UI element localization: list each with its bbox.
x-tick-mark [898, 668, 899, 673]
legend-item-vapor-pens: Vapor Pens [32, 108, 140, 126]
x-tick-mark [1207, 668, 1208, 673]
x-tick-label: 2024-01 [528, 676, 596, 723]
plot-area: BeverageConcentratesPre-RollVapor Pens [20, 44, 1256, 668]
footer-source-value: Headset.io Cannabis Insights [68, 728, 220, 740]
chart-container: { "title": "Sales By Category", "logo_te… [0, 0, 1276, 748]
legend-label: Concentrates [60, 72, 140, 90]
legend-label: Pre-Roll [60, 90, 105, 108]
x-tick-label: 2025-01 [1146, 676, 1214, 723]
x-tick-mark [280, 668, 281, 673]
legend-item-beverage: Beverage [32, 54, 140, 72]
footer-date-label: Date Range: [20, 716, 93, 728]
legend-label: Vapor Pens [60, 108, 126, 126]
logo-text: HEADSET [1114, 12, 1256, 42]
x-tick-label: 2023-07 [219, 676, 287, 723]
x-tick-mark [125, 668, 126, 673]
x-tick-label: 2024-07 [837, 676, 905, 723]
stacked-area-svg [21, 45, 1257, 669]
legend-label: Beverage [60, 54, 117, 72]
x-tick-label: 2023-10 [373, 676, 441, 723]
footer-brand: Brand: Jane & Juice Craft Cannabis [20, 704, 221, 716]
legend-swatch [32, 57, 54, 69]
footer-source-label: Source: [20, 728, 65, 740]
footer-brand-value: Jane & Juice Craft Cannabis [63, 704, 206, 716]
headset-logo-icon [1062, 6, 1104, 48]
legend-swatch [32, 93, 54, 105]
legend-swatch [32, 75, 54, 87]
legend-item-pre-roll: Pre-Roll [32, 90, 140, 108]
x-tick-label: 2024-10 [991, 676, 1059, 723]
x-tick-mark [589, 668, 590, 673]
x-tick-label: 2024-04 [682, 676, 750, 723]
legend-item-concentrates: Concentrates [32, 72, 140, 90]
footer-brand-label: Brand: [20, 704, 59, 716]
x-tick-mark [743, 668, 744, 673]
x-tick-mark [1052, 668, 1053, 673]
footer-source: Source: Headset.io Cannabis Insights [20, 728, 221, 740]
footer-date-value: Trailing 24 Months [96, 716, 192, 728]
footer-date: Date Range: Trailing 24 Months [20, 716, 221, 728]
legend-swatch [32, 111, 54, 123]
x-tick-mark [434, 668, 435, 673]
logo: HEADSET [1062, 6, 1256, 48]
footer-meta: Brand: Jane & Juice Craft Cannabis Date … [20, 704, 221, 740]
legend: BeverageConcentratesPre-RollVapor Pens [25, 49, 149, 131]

*Work to do:* Put every line from the start of the records through the line containing "x-tick-mark [743, 668, 744, 673]", inclusive, into a Markdown table with the columns Row and Content, numbering each line and leaving out blank lines.

*Answer to the exercise:*
| Row | Content |
|---|---|
| 1 | UI element localization: list each with its bbox. |
| 2 | x-tick-mark [898, 668, 899, 673] |
| 3 | legend-item-vapor-pens: Vapor Pens [32, 108, 140, 126] |
| 4 | x-tick-mark [1207, 668, 1208, 673] |
| 5 | x-tick-label: 2024-01 [528, 676, 596, 723] |
| 6 | plot-area: BeverageConcentratesPre-RollVapor Pens [20, 44, 1256, 668] |
| 7 | footer-source-value: Headset.io Cannabis Insights [68, 728, 220, 740] |
| 8 | chart-container: { "title": "Sales By Category", "logo_te… [0, 0, 1276, 748] |
| 9 | legend-label: Concentrates [60, 72, 140, 90] |
| 10 | legend-label: Pre-Roll [60, 90, 105, 108] |
| 11 | x-tick-label: 2025-01 [1146, 676, 1214, 723] |
| 12 | x-tick-mark [280, 668, 281, 673] |
| 13 | legend-item-beverage: Beverage [32, 54, 140, 72] |
| 14 | footer-date-label: Date Range: [20, 716, 93, 728] |
| 15 | legend-label: Vapor Pens [60, 108, 126, 126] |
| 16 | logo-text: HEADSET [1114, 12, 1256, 42] |
| 17 | x-tick-label: 2023-07 [219, 676, 287, 723] |
| 18 | x-tick-mark [125, 668, 126, 673] |
| 19 | x-tick-label: 2024-07 [837, 676, 905, 723] |
| 20 | stacked-area-svg [21, 45, 1257, 669] |
| 21 | legend-label: Beverage [60, 54, 117, 72] |
| 22 | x-tick-label: 2023-10 [373, 676, 441, 723] |
| 23 | footer-brand: Brand: Jane & Juice Craft Cannabis [20, 704, 221, 716] |
| 24 | legend-swatch [32, 57, 54, 69] |
| 25 | footer-source-label: Source: [20, 728, 65, 740] |
| 26 | footer-brand-value: Jane & Juice Craft Cannabis [63, 704, 206, 716] |
| 27 | headset-logo-icon [1062, 6, 1104, 48] |
| 28 | legend-swatch [32, 93, 54, 105] |
| 29 | legend-swatch [32, 75, 54, 87] |
| 30 | legend-item-pre-roll: Pre-Roll [32, 90, 140, 108] |
| 31 | x-tick-label: 2024-10 [991, 676, 1059, 723] |
| 32 | x-tick-mark [589, 668, 590, 673] |
| 33 | x-tick-label: 2024-04 [682, 676, 750, 723] |
| 34 | legend-item-concentrates: Concentrates [32, 72, 140, 90] |
| 35 | footer-brand-label: Brand: [20, 704, 59, 716] |
| 36 | x-tick-mark [743, 668, 744, 673] |